- What you are asked to do:
Output all lines exactly.

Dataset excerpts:
* START *
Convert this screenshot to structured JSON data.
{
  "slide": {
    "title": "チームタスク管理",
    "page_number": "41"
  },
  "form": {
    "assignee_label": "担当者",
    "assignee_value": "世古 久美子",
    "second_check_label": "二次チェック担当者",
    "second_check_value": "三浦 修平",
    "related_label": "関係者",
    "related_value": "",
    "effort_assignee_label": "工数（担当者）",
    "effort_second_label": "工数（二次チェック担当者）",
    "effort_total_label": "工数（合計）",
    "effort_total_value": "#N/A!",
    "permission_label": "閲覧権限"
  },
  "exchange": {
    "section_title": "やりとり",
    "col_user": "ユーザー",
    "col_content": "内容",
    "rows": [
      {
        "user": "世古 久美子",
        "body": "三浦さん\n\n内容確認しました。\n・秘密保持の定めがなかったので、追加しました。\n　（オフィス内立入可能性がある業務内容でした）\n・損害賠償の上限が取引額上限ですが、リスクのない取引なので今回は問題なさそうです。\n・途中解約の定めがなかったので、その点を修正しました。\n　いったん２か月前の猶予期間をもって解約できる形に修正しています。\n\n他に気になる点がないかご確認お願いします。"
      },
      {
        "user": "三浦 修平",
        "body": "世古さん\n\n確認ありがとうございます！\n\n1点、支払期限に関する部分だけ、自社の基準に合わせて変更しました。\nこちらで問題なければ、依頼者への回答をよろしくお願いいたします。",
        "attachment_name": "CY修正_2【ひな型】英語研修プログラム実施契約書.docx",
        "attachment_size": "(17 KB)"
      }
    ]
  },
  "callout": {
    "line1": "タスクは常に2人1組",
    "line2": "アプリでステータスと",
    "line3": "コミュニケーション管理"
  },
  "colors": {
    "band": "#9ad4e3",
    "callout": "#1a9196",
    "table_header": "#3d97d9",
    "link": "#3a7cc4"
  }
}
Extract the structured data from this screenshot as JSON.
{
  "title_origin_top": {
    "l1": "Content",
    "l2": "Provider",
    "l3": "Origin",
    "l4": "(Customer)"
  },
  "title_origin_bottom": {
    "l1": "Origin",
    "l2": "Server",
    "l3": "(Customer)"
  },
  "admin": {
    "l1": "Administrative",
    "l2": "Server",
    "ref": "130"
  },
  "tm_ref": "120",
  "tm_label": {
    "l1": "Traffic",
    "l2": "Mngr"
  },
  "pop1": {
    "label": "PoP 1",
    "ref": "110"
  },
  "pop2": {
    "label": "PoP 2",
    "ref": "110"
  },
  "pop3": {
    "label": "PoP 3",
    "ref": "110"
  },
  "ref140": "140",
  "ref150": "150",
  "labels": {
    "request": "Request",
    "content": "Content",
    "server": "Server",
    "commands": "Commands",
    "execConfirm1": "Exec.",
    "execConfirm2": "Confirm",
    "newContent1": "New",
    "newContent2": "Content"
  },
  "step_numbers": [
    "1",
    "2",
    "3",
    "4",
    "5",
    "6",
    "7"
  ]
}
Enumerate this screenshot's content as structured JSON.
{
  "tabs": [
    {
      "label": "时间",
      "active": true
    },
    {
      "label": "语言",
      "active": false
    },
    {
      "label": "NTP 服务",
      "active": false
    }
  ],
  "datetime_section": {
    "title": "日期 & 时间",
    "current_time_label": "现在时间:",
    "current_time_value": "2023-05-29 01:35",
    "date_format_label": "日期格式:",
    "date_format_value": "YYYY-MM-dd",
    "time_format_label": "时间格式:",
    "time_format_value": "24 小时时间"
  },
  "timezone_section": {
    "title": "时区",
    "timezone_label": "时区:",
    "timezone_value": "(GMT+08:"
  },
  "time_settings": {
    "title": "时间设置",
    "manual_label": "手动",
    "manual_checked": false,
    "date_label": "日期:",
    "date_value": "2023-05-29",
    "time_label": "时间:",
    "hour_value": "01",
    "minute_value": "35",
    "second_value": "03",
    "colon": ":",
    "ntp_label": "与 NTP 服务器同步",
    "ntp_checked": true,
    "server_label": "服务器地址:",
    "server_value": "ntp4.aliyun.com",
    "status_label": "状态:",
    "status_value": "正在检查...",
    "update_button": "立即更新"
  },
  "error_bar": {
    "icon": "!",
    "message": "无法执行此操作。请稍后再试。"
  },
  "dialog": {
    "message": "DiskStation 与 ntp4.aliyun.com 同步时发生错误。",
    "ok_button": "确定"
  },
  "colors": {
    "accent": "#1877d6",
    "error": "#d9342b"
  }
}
* END *
- Complete response:
Convert this screenshot to structured JSON data.
{
  "slide": {
    "title": "チームタスク管理",
    "page_number": "41"
  },
  "form": {
    "assignee_label": "担当者",
    "assignee_value": "世古 久美子",
    "second_check_label": "二次チェック担当者",
    "second_check_value": "三浦 修平",
    "related_label": "関係者",
    "related_value": "",
    "effort_assignee_label": "工数（担当者）",
    "effort_second_label": "工数（二次チェック担当者）",
    "effort_total_label": "工数（合計）",
    "effort_total_value": "#N/A!",
    "permission_label": "閲覧権限"
  },
  "exchange": {
    "section_title": "やりとり",
    "col_user": "ユーザー",
    "col_content": "内容",
    "rows": [
      {
        "user": "世古 久美子",
        "body": "三浦さん\n\n内容確認しました。\n・秘密保持の定めがなかったので、追加しました。\n　（オフィス内立入可能性がある業務内容でした）\n・損害賠償の上限が取引額上限ですが、リスクのない取引なので今回は問題なさそうです。\n・途中解約の定めがなかったので、その点を修正しました。\n　いったん２か月前の猶予期間をもって解約できる形に修正しています。\n\n他に気になる点がないかご確認お願いします。"
      },
      {
        "user": "三浦 修平",
        "body": "世古さん\n\n確認ありがとうございます！\n\n1点、支払期限に関する部分だけ、自社の基準に合わせて変更しました。\nこちらで問題なければ、依頼者への回答をよろしくお願いいたします。",
        "attachment_name": "CY修正_2【ひな型】英語研修プログラム実施契約書.docx",
        "attachment_size": "(17 KB)"
      }
    ]
  },
  "callout": {
    "line1": "タスクは常に2人1組",
    "line2": "アプリでステータスと",
    "line3": "コミュニケーション管理"
  },
  "colors": {
    "band": "#9ad4e3",
    "callout": "#1a9196",
    "table_header": "#3d97d9",
    "link": "#3a7cc4"
  }
}
Extract the structured data from this screenshot as JSON.
{
  "title_origin_top": {
    "l1": "Content",
    "l2": "Provider",
    "l3": "Origin",
    "l4": "(Customer)"
  },
  "title_origin_bottom": {
    "l1": "Origin",
    "l2": "Server",
    "l3": "(Customer)"
  },
  "admin": {
    "l1": "Administrative",
    "l2": "Server",
    "ref": "130"
  },
  "tm_ref": "120",
  "tm_label": {
    "l1": "Traffic",
    "l2": "Mngr"
  },
  "pop1": {
    "label": "PoP 1",
    "ref": "110"
  },
  "pop2": {
    "label": "PoP 2",
    "ref": "110"
  },
  "pop3": {
    "label": "PoP 3",
    "ref": "110"
  },
  "ref140": "140",
  "ref150": "150",
  "labels": {
    "request": "Request",
    "content": "Content",
    "server": "Server",
    "commands": "Commands",
    "execConfirm1": "Exec.",
    "execConfirm2": "Confirm",
    "newContent1": "New",
    "newContent2": "Content"
  },
  "step_numbers": [
    "1",
    "2",
    "3",
    "4",
    "5",
    "6",
    "7"
  ]
}
Enumerate this screenshot's content as structured JSON.
{
  "tabs": [
    {
      "label": "时间",
      "active": true
    },
    {
      "label": "语言",
      "active": false
    },
    {
      "label": "NTP 服务",
      "active": false
    }
  ],
  "datetime_section": {
    "title": "日期 & 时间",
    "current_time_label": "现在时间:",
    "current_time_value": "2023-05-29 01:35",
    "date_format_label": "日期格式:",
    "date_format_value": "YYYY-MM-dd",
    "time_format_label": "时间格式:",
    "time_format_value": "24 小时时间"
  },
  "timezone_section": {
    "title": "时区",
    "timezone_label": "时区:",
    "timezone_value": "(GMT+08:"
  },
  "time_settings": {
    "title": "时间设置",
    "manual_label": "手动",
    "manual_checked": false,
    "date_label": "日期:",
    "date_value": "2023-05-29",
    "time_label": "时间:",
    "hour_value": "01",
    "minute_value": "35",
    "second_value": "03",
    "colon": ":",
    "ntp_label": "与 NTP 服务器同步",
    "ntp_checked": true,
    "server_label": "服务器地址:",
    "server_value": "ntp4.aliyun.com",
    "status_label": "状态:",
    "status_value": "正在检查...",
    "update_button": "立即更新"
  },
  "error_bar": {
    "icon": "!",
    "message": "无法执行此操作。请稍后再试。"
  },
  "dialog": {
    "message": "DiskStation 与 ntp4.aliyun.com 同步时发生错误。",
    "ok_button": "确定"
  },
  "colors": {
    "accent": "#1877d6",
    "error": "#d9342b"
  }
}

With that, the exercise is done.